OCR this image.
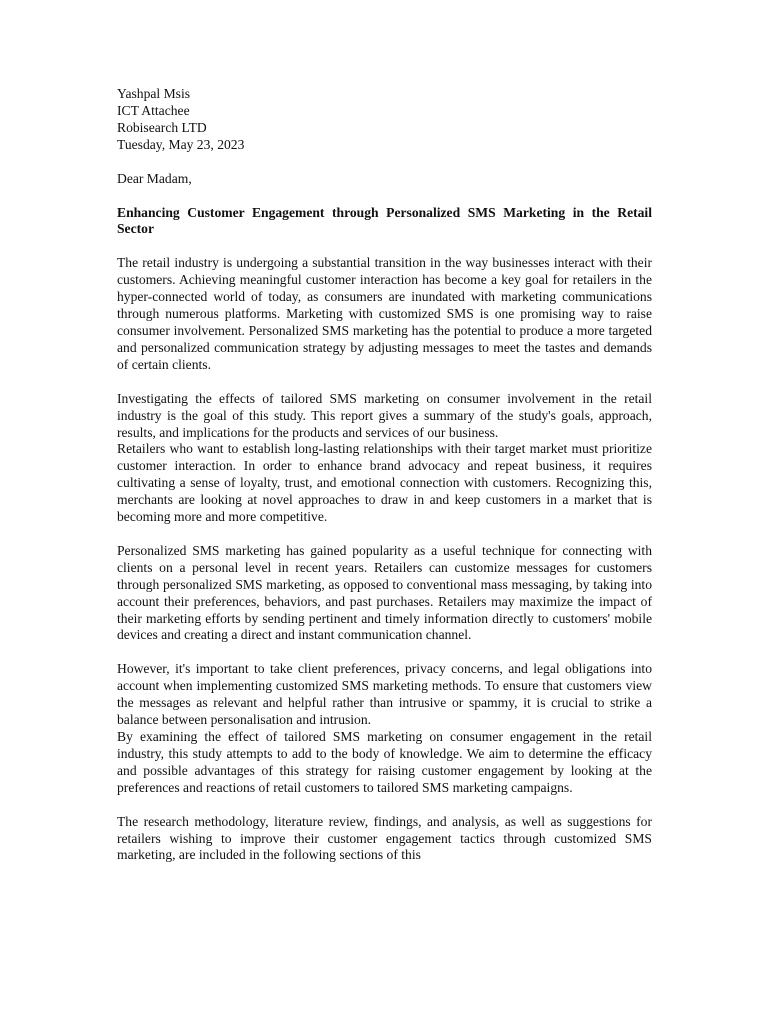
Yashpal Msis
ICT Attachee
Robisearch LTD
Tuesday, May 23, 2023
Dear Madam,
Enhancing Customer Engagement through Personalized SMS Marketing in the Retail Sector

The retail industry is undergoing a substantial transition in the way businesses interact with their customers. Achieving meaningful customer interaction has become a key goal for retailers in the hyper-connected world of today, as consumers are inundated with marketing communications through numerous platforms. Marketing with customized SMS is one promising way to raise consumer involvement. Personalized SMS marketing has the potential to produce a more targeted and personalized communication strategy by adjusting messages to meet the tastes and demands of certain clients.

Investigating the effects of tailored SMS marketing on consumer involvement in the retail industry is the goal of this study. This report gives a summary of the study's goals, approach, results, and implications for the products and services of our business.

Retailers who want to establish long-lasting relationships with their target market must prioritize customer interaction. In order to enhance brand advocacy and repeat business, it requires cultivating a sense of loyalty, trust, and emotional connection with customers. Recognizing this, merchants are looking at novel approaches to draw in and keep customers in a market that is becoming more and more competitive.

Personalized SMS marketing has gained popularity as a useful technique for connecting with clients on a personal level in recent years. Retailers can customize messages for customers through personalized SMS marketing, as opposed to conventional mass messaging, by taking into account their preferences, behaviors, and past purchases. Retailers may maximize the impact of their marketing efforts by sending pertinent and timely information directly to customers' mobile devices and creating a direct and instant communication channel.

However, it's important to take client preferences, privacy concerns, and legal obligations into account when implementing customized SMS marketing methods. To ensure that customers view the messages as relevant and helpful rather than intrusive or spammy, it is crucial to strike a balance between personalisation and intrusion.

By examining the effect of tailored SMS marketing on consumer engagement in the retail industry, this study attempts to add to the body of knowledge. We aim to determine the efficacy and possible advantages of this strategy for raising customer engagement by looking at the preferences and reactions of retail customers to tailored SMS marketing campaigns.

The research methodology, literature review, findings, and analysis, as well as suggestions for retailers wishing to improve their customer engagement tactics through customized SMS marketing, are included in the following sections of this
......
Exercise directions: Across the records, count the lines holding the string "that". Give the number and stop.

Written solution: 2